Objective>
Wherever the string "length" appears in the listing, copy that line.

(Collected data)
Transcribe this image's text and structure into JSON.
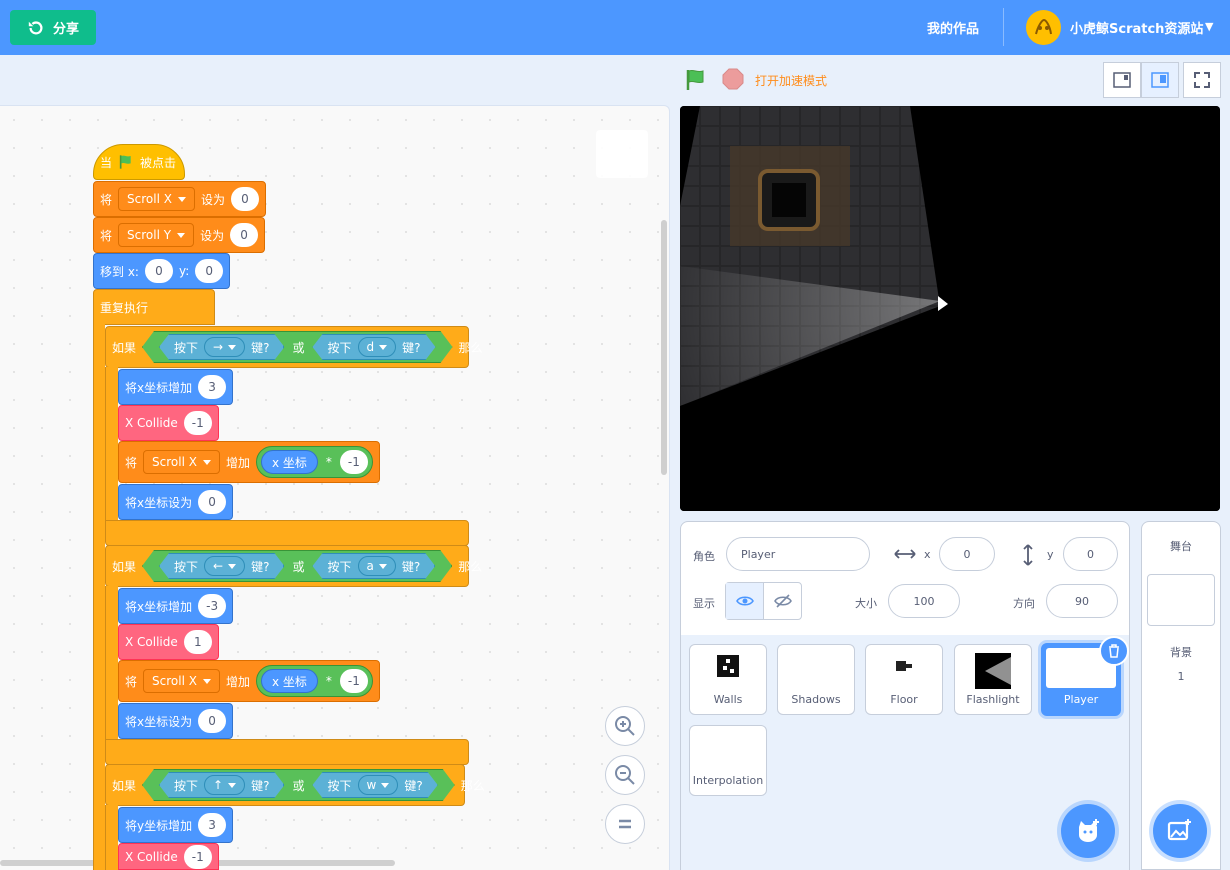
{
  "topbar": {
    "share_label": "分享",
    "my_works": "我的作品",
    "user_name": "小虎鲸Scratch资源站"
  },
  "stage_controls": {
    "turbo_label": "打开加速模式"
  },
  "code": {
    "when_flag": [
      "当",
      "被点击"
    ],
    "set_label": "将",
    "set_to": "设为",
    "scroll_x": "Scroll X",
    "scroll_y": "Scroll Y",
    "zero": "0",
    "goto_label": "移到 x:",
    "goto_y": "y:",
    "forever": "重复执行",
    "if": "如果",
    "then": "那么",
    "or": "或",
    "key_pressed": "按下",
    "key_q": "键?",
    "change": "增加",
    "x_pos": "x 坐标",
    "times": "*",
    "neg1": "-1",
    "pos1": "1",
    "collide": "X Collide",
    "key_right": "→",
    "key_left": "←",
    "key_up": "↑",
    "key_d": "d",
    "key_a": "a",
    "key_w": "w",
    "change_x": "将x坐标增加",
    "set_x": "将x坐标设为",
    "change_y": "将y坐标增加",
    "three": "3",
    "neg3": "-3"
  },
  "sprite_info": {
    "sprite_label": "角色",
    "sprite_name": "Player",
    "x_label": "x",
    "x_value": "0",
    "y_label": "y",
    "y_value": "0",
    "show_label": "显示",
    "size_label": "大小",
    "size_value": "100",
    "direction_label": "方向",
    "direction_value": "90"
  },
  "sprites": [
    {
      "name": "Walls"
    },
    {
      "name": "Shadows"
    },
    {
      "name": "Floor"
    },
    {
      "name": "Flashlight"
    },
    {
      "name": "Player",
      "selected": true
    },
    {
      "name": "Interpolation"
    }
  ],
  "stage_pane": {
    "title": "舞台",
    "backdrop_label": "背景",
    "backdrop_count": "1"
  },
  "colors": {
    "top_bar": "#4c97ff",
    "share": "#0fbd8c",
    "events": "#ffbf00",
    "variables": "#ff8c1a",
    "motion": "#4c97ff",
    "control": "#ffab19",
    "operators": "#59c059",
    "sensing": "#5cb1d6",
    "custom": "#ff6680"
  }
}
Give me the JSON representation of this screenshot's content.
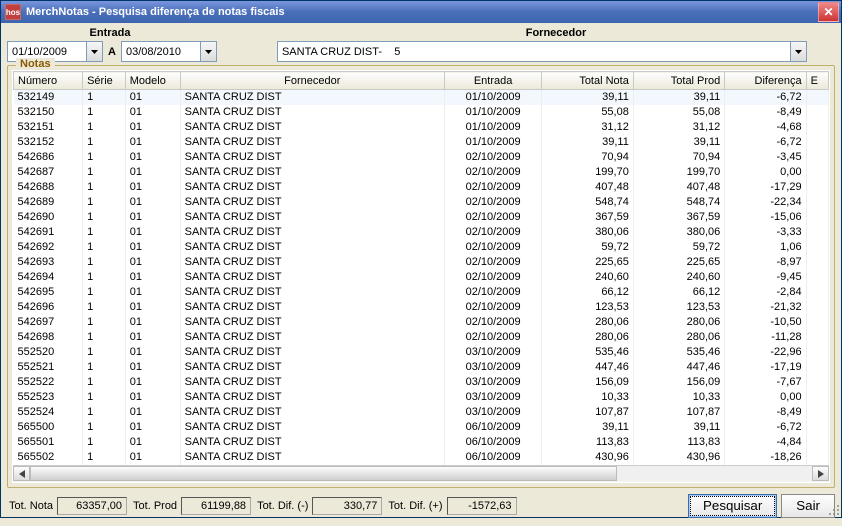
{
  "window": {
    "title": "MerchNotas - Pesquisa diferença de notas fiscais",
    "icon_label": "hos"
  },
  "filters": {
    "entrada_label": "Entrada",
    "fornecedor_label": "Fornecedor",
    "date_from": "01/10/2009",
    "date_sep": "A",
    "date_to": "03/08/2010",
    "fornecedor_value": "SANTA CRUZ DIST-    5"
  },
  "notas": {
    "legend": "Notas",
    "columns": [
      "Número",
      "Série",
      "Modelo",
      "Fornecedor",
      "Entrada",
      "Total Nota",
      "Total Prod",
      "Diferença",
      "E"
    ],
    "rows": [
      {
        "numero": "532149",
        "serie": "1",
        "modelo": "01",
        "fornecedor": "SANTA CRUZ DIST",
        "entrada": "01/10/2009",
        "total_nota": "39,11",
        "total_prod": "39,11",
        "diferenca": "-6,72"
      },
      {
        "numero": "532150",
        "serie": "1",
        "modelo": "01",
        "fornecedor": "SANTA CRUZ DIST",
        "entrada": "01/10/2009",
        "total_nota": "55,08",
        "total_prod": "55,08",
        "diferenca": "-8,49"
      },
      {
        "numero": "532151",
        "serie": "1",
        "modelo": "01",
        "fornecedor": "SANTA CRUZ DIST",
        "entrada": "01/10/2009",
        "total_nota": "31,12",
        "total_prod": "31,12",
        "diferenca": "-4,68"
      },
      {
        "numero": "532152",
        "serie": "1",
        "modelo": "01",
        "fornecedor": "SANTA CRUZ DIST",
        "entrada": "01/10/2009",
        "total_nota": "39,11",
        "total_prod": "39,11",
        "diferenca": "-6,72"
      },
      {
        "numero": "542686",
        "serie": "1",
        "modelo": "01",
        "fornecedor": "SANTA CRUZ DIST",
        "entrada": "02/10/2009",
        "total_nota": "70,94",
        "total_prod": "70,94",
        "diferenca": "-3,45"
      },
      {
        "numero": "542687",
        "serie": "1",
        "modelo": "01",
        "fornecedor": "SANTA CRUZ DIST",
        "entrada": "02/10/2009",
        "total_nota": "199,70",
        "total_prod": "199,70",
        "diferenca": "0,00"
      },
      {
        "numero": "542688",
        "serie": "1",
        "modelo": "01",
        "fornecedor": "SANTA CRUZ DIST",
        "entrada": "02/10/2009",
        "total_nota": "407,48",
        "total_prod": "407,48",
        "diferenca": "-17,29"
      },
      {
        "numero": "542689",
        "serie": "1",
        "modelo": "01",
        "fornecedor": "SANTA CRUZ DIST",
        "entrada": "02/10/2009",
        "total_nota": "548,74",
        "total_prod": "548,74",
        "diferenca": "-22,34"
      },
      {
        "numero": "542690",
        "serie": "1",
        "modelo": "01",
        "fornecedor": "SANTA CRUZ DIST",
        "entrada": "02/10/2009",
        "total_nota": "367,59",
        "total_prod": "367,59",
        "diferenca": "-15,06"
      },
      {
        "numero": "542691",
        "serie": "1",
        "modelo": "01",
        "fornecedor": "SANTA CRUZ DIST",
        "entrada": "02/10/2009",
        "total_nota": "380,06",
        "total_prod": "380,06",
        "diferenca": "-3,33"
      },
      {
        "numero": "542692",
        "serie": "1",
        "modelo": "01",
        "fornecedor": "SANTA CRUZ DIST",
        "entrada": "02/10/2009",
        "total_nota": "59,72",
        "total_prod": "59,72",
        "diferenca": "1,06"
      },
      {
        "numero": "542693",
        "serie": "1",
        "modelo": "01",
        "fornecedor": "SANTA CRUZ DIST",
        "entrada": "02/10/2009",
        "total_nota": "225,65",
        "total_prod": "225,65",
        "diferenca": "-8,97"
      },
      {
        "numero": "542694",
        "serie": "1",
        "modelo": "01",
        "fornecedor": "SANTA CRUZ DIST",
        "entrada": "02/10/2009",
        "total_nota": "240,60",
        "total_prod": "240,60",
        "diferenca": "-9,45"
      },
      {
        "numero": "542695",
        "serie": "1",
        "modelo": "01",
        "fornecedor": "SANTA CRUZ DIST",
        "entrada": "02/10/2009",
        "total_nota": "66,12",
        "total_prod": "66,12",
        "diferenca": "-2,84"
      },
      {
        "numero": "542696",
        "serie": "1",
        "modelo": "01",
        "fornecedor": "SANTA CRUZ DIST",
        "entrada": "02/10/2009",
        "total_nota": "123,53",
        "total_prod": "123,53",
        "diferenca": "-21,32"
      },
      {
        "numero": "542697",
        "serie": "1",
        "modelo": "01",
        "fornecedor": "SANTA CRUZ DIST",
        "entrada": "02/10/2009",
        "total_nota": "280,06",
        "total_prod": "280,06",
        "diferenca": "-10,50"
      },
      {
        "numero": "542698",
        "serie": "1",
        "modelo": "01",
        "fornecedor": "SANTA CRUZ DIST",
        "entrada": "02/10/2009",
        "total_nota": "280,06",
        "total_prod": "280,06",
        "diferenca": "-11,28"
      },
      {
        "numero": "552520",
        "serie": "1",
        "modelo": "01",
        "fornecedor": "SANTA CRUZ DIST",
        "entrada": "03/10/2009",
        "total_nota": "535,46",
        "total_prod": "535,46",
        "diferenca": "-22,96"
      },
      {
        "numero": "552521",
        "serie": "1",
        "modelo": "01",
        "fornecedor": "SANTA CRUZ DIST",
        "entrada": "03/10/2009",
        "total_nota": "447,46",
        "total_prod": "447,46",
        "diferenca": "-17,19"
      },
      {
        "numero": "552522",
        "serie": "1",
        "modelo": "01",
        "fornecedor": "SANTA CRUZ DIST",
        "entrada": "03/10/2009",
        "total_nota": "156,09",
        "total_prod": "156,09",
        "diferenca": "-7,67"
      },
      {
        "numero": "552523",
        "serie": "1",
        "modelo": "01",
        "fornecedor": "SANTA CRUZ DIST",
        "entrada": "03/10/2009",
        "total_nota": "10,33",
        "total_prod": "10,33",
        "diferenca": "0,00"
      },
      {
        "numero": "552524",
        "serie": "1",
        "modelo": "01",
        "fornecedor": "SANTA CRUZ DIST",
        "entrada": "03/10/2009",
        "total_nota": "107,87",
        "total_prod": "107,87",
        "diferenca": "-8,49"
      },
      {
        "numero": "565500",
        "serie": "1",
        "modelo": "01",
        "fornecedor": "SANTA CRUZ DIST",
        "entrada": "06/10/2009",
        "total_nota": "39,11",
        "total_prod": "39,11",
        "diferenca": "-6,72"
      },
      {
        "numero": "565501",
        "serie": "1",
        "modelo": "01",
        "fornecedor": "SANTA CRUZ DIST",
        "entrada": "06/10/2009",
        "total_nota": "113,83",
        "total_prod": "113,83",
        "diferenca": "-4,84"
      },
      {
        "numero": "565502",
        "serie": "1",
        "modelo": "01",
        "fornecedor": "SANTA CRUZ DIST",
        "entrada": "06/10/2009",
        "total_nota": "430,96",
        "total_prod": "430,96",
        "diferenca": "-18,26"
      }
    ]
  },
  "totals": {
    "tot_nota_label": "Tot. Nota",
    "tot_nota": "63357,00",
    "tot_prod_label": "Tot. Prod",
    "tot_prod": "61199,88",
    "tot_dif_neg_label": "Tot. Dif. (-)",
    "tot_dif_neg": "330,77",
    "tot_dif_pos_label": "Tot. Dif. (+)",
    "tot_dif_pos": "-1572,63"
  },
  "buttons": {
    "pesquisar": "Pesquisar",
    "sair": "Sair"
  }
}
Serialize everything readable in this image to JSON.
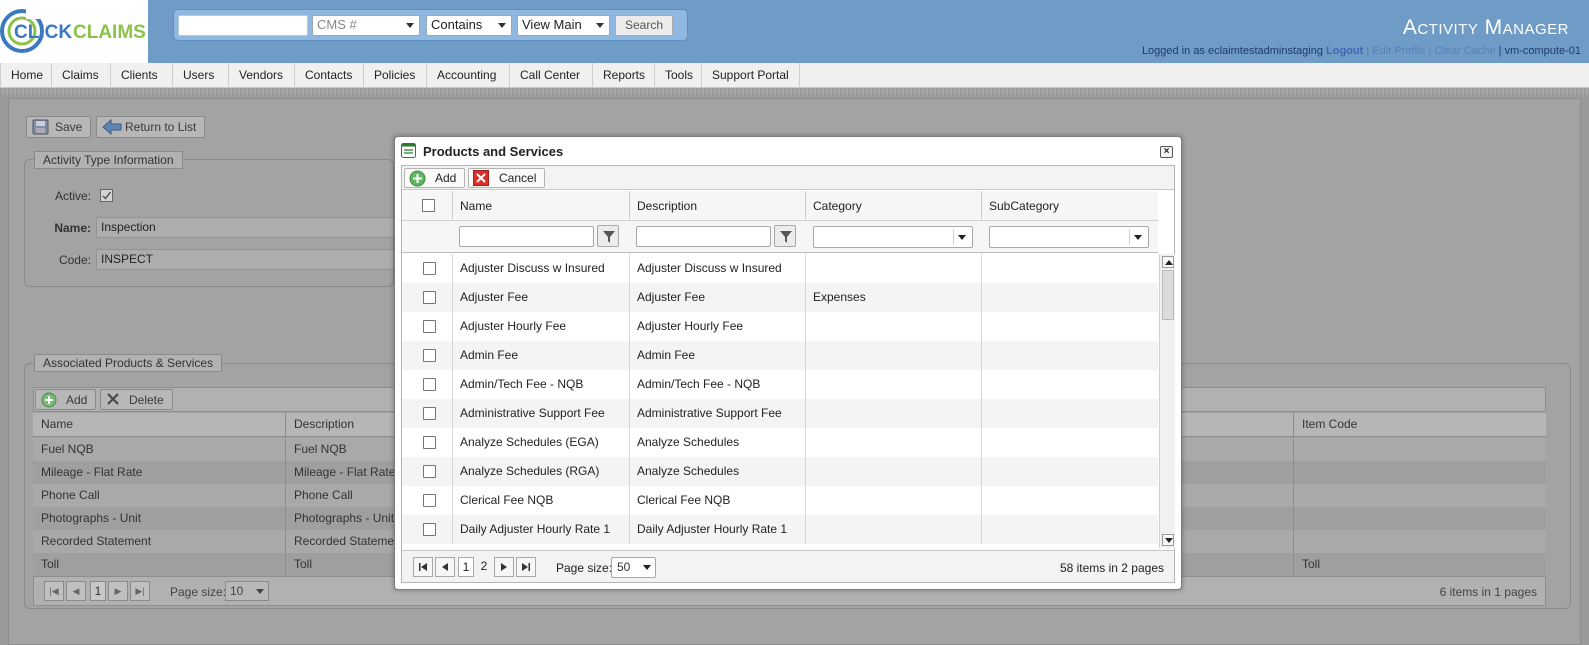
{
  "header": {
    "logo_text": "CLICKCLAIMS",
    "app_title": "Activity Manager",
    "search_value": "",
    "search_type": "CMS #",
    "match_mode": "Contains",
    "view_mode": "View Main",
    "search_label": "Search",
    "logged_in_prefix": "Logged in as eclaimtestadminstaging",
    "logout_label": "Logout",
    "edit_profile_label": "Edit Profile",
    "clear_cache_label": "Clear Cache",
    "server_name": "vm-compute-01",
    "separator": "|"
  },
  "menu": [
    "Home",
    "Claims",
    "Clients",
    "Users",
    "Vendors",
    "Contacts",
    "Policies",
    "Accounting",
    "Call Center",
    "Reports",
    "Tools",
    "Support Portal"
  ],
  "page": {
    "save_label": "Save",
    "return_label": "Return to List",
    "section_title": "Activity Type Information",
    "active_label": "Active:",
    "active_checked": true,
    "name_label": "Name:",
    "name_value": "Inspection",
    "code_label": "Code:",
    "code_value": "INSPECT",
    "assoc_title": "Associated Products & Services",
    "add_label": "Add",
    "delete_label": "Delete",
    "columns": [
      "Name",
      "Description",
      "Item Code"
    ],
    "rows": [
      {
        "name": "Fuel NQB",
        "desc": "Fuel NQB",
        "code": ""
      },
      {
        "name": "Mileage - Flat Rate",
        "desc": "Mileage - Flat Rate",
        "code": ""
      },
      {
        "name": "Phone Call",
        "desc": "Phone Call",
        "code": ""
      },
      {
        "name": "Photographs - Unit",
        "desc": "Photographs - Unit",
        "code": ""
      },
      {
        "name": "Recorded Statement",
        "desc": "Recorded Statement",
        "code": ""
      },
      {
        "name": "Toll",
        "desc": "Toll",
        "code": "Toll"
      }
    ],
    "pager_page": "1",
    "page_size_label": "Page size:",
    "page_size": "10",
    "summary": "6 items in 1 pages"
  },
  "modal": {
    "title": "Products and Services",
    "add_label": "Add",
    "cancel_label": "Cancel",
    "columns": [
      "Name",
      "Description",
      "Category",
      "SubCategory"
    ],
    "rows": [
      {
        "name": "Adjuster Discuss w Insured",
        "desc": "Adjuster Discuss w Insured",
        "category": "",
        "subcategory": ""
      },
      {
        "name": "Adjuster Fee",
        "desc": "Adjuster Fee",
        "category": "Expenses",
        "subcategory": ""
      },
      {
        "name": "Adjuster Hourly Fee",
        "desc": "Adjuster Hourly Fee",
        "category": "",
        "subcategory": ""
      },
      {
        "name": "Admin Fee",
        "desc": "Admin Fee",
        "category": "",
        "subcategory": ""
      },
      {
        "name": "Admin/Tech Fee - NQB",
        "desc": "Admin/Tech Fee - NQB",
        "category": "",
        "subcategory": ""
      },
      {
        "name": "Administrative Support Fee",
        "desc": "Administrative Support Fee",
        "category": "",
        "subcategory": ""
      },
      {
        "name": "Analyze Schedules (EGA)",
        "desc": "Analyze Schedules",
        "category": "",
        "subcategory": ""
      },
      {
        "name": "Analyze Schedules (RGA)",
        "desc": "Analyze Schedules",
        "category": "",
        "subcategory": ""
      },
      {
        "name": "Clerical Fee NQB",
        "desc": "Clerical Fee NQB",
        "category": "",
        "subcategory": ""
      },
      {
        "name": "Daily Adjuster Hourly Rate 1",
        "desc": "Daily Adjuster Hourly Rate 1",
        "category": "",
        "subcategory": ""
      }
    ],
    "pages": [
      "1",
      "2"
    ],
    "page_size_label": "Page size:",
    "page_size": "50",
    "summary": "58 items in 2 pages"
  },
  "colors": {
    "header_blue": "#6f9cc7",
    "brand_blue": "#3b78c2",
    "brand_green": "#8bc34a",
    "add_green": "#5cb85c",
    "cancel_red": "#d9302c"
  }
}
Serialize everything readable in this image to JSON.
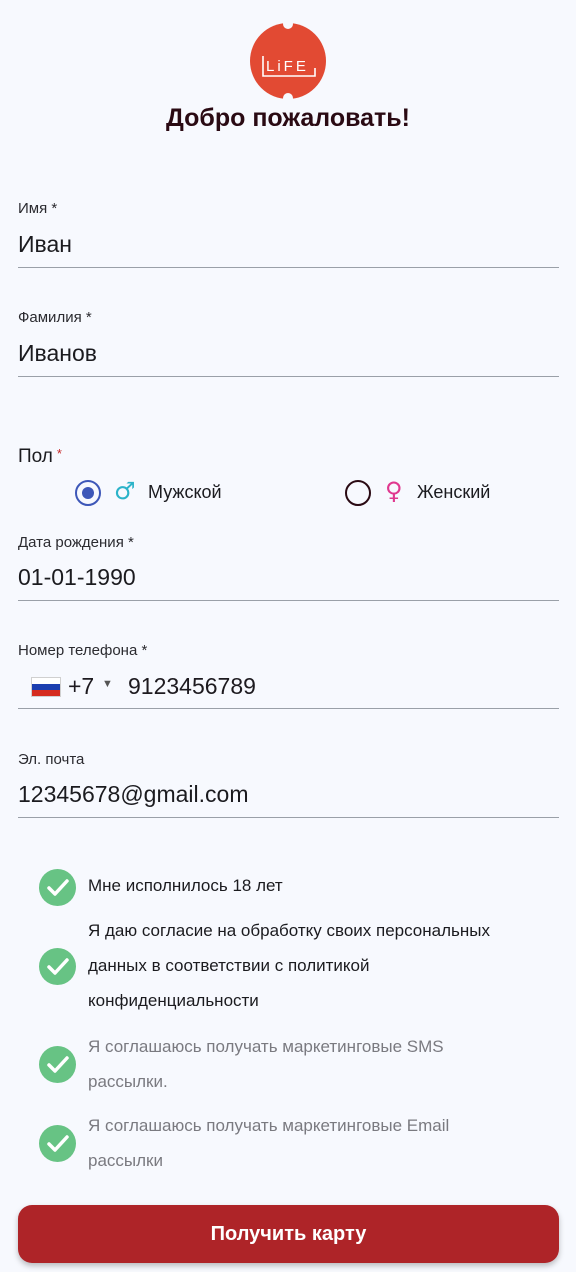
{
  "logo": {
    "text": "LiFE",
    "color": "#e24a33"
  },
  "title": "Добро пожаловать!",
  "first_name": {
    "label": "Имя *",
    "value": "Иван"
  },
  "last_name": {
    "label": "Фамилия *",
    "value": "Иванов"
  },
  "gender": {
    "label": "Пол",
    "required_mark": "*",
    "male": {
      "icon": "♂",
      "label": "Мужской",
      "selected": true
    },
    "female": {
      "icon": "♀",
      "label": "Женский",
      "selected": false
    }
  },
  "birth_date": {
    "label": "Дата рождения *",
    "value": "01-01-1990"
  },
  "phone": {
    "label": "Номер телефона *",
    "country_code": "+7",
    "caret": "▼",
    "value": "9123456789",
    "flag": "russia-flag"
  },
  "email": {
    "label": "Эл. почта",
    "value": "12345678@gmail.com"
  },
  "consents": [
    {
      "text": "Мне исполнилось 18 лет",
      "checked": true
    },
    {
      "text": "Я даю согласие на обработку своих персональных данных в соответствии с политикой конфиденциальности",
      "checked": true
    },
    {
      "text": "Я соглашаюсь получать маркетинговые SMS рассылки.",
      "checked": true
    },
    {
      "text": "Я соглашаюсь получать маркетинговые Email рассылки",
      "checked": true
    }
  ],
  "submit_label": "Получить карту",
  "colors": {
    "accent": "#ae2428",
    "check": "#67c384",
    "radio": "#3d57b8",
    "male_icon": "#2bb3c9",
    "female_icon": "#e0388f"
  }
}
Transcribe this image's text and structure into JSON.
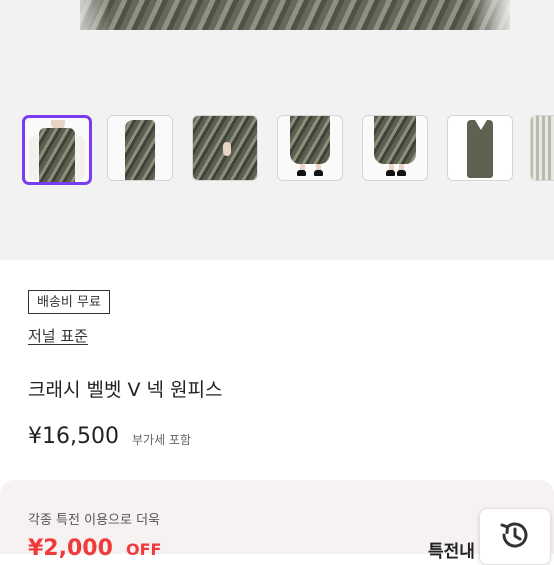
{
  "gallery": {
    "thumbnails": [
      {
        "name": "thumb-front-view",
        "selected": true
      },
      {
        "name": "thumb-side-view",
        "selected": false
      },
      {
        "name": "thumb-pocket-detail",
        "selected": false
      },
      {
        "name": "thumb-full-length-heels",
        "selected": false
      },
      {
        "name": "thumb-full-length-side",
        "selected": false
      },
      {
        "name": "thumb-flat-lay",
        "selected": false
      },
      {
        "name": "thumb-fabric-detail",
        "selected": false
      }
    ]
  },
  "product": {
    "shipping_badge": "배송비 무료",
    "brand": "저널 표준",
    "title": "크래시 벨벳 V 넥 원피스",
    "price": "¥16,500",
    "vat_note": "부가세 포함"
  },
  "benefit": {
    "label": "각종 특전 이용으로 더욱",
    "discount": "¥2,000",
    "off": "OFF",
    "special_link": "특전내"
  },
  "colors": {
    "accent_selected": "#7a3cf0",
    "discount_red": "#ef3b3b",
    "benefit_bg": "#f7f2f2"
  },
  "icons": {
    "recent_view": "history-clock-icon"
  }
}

Solution to this problem>
        "name": "thumb-full-length-heels",
        "name": "thumb-full-length-side",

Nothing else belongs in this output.